= Description of the task =
In the material below, find every line with "nasdaq" and pull it out.
[Excerpted records start]
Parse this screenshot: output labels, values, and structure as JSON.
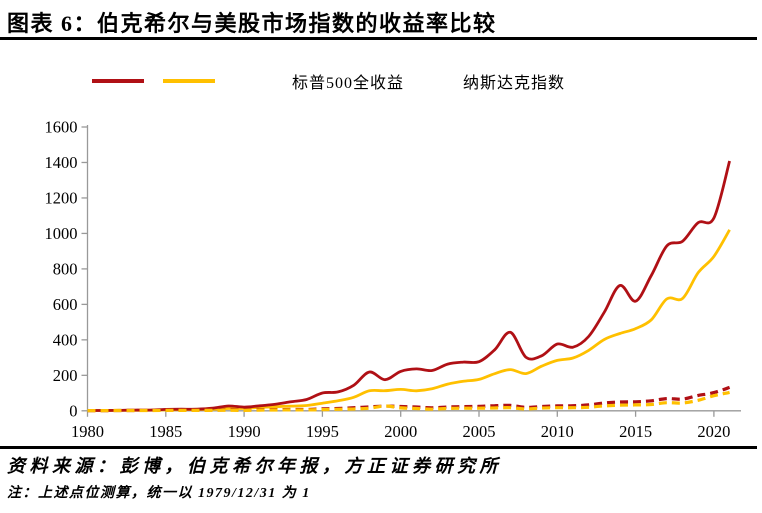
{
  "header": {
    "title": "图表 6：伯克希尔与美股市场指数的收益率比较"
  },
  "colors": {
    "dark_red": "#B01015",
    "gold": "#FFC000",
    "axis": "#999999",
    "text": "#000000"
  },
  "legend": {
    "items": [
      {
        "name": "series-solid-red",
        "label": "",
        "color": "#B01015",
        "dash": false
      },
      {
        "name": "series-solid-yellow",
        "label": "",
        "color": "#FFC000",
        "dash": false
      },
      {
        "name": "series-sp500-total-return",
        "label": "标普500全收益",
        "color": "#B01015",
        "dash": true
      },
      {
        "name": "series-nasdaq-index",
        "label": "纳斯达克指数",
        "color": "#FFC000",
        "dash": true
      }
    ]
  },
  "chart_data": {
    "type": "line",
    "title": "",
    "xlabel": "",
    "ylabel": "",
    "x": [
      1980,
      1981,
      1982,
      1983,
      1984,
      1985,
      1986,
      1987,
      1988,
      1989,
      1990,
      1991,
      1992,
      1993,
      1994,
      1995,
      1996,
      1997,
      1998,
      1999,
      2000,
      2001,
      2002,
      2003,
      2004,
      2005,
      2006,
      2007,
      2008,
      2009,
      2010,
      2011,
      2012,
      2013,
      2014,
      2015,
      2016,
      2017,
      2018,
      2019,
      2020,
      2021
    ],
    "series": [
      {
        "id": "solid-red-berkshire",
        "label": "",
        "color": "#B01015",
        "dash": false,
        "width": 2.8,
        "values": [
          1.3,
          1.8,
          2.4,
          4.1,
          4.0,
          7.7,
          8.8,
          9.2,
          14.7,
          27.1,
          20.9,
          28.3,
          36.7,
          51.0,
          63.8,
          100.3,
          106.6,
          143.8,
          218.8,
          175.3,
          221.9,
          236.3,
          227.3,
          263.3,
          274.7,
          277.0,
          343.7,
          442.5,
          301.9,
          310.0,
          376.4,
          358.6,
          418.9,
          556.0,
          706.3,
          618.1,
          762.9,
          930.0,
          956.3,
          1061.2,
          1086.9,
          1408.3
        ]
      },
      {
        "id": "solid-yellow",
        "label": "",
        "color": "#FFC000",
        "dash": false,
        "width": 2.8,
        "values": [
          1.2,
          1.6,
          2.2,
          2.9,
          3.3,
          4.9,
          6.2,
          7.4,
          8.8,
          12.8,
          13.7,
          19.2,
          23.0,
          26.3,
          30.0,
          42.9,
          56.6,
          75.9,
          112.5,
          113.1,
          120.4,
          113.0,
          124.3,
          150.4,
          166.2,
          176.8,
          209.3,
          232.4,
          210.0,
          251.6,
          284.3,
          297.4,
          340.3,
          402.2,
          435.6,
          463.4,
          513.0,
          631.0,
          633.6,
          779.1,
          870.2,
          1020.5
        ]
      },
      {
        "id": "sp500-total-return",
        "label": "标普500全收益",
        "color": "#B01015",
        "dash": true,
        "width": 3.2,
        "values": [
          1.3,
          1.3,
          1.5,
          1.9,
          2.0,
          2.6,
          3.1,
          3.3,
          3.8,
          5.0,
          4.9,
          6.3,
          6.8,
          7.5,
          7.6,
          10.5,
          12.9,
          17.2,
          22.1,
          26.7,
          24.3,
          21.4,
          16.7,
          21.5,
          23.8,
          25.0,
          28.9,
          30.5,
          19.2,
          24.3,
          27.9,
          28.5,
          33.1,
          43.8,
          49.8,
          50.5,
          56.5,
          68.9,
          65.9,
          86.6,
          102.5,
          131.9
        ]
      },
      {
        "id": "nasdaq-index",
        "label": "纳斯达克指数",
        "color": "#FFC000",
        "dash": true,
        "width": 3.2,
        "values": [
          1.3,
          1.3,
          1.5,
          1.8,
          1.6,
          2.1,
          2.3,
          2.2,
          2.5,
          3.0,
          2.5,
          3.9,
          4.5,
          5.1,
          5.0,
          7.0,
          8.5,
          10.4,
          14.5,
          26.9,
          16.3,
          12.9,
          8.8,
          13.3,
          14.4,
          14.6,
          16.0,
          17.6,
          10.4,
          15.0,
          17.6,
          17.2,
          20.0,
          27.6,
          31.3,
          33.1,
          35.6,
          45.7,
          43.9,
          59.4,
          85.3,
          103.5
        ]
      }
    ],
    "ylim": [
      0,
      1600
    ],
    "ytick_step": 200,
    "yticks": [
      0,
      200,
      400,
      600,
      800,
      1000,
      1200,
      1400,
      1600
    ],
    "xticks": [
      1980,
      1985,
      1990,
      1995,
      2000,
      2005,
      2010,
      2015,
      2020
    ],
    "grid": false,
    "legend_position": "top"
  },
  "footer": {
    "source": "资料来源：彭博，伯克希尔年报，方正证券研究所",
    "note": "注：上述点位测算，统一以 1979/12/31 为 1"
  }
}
[Excerpted records end]
= Complete answer =
        "name": "series-nasdaq-index",
        "id": "nasdaq-index",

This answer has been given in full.